DATA SUPPLIED →
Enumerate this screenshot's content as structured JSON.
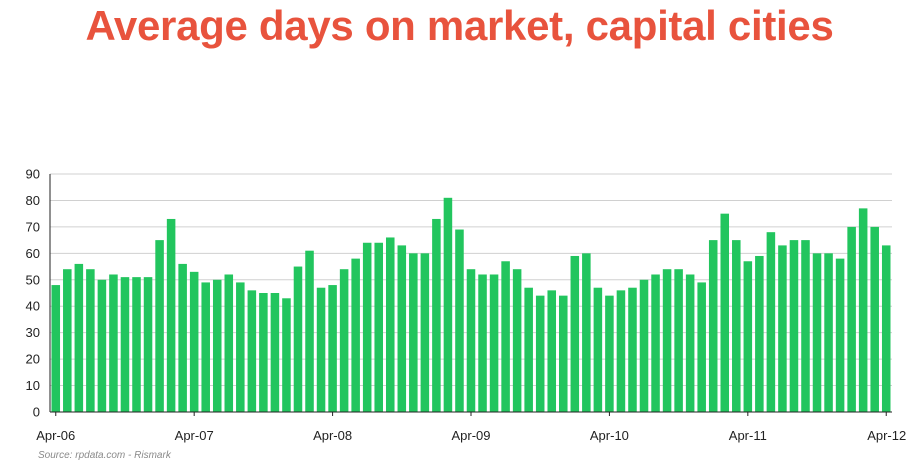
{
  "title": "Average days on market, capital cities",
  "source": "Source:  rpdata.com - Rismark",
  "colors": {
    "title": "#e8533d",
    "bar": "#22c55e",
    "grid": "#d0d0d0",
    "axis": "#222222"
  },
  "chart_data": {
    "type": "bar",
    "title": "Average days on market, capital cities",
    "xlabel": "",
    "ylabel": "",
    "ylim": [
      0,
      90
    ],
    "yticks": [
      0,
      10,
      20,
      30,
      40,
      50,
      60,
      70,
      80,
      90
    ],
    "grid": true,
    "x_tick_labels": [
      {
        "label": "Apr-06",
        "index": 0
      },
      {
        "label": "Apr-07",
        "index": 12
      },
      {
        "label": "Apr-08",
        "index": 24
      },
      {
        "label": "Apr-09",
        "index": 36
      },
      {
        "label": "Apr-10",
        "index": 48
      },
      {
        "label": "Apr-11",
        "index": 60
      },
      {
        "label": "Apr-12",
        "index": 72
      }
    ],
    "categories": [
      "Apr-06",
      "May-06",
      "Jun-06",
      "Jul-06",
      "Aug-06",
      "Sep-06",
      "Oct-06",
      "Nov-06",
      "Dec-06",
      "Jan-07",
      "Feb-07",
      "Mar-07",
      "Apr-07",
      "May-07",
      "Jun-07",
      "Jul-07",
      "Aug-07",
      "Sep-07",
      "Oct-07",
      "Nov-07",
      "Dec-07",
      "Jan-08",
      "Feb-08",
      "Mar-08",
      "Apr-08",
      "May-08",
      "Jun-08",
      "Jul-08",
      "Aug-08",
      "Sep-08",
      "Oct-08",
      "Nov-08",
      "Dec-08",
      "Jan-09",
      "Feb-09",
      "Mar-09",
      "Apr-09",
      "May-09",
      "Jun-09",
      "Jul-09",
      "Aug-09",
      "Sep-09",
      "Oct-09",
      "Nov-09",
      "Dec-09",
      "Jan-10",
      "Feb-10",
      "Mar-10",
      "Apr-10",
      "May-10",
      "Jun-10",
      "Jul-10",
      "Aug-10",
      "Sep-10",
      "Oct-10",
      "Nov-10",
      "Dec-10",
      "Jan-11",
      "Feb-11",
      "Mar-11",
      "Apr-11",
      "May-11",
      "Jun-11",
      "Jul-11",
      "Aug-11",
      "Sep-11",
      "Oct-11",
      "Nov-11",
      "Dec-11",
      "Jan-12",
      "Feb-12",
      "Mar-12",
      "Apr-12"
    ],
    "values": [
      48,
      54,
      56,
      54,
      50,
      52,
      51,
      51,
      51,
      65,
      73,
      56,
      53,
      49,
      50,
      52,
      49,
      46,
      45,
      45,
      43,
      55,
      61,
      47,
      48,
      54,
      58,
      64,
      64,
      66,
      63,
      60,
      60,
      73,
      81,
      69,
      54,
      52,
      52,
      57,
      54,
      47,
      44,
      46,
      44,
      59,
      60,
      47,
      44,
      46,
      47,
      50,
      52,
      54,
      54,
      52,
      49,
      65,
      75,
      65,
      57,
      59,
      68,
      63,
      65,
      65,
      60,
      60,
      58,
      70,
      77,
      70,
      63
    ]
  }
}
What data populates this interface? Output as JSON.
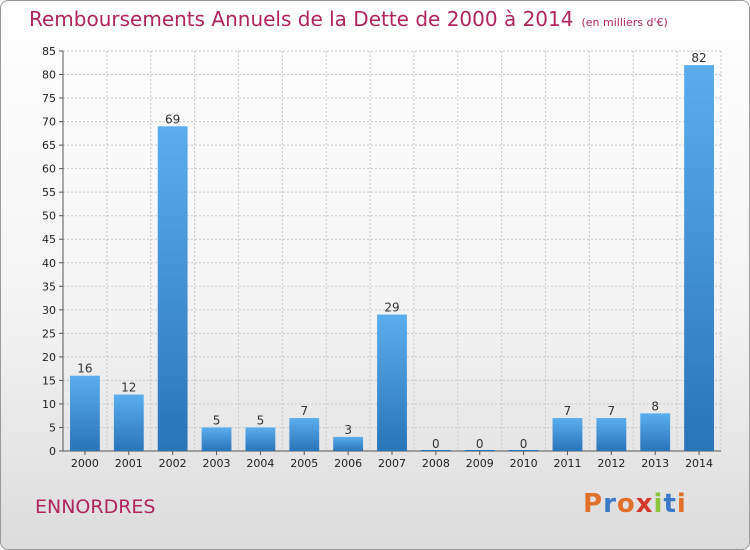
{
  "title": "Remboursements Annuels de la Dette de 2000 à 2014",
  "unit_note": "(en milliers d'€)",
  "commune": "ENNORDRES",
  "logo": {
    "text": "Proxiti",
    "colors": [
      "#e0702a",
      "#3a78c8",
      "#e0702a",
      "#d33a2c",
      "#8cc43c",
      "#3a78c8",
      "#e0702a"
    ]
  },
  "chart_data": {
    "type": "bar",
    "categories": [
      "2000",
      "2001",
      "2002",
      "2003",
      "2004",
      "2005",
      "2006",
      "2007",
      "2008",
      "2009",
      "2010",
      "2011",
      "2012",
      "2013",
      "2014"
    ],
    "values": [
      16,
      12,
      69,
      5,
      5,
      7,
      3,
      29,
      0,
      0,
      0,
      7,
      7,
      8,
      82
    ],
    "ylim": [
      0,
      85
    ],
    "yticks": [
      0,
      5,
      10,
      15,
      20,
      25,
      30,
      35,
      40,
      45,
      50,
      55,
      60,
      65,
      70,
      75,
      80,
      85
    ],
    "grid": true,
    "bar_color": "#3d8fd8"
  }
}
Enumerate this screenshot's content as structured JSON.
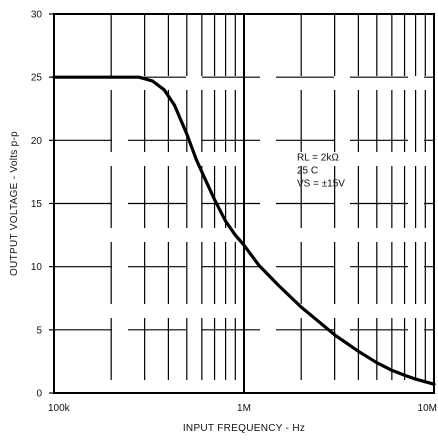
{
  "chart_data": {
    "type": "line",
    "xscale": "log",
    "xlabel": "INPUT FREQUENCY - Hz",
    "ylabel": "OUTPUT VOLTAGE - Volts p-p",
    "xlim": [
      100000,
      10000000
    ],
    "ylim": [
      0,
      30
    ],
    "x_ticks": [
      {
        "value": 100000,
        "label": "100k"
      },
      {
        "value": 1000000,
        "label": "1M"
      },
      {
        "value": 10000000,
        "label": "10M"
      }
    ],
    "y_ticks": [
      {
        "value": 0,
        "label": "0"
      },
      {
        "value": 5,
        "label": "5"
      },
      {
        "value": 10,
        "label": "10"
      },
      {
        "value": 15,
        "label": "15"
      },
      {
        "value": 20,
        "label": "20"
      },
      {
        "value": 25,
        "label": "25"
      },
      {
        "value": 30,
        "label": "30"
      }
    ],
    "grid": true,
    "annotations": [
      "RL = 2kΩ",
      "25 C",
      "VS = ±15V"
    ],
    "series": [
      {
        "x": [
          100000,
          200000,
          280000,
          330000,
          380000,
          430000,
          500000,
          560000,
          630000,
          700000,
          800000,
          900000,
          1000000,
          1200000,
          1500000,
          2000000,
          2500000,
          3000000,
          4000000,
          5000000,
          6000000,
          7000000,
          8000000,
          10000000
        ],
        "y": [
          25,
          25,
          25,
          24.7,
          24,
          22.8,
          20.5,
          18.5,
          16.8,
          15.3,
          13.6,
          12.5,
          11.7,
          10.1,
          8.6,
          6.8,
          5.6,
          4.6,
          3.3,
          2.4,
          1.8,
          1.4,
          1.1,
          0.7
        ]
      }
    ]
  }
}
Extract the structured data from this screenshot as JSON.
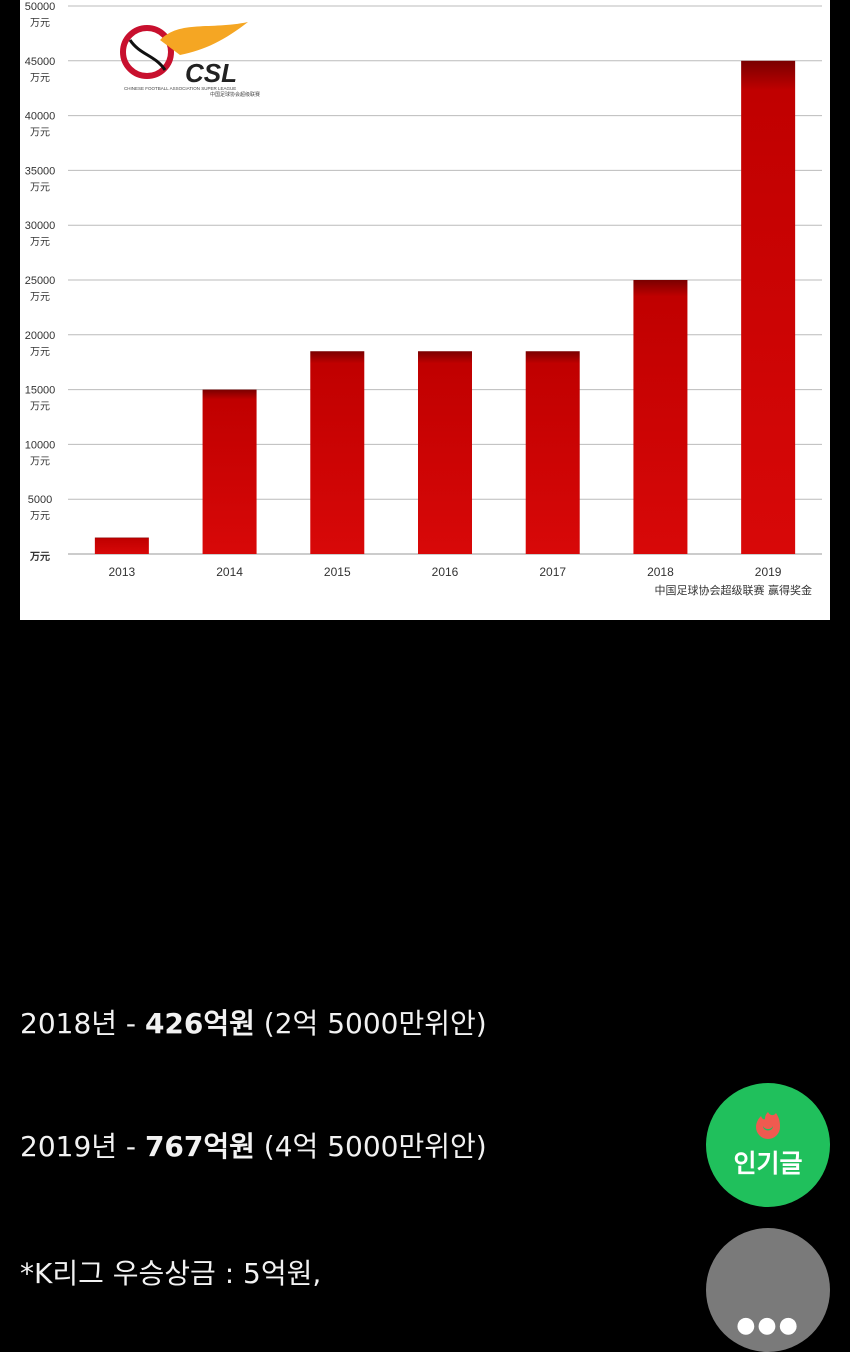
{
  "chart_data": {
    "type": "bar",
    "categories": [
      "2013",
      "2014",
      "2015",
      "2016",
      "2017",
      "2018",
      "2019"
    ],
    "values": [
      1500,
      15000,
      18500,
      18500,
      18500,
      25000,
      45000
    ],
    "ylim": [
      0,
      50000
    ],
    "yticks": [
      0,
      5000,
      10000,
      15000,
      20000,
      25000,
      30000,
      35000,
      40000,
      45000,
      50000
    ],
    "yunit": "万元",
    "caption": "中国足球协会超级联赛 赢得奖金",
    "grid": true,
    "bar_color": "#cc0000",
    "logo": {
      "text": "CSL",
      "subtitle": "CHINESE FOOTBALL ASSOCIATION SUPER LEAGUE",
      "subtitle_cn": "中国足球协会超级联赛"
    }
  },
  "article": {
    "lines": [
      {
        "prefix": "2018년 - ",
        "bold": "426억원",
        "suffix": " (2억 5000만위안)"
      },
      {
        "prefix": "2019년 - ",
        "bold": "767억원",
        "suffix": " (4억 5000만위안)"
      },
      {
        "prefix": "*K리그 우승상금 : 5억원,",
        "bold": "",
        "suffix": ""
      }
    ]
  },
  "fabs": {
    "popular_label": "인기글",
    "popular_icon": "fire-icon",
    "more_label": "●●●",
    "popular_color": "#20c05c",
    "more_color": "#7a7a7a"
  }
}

EXERCISE REQUIREMENTS → Isolate each line of the listing above that includes "ylabel". Copy it.

FINISHED TASK →
    "ylabel": "",
    "ylabel": "OUTPUT VOLTAGE - Volts p-p",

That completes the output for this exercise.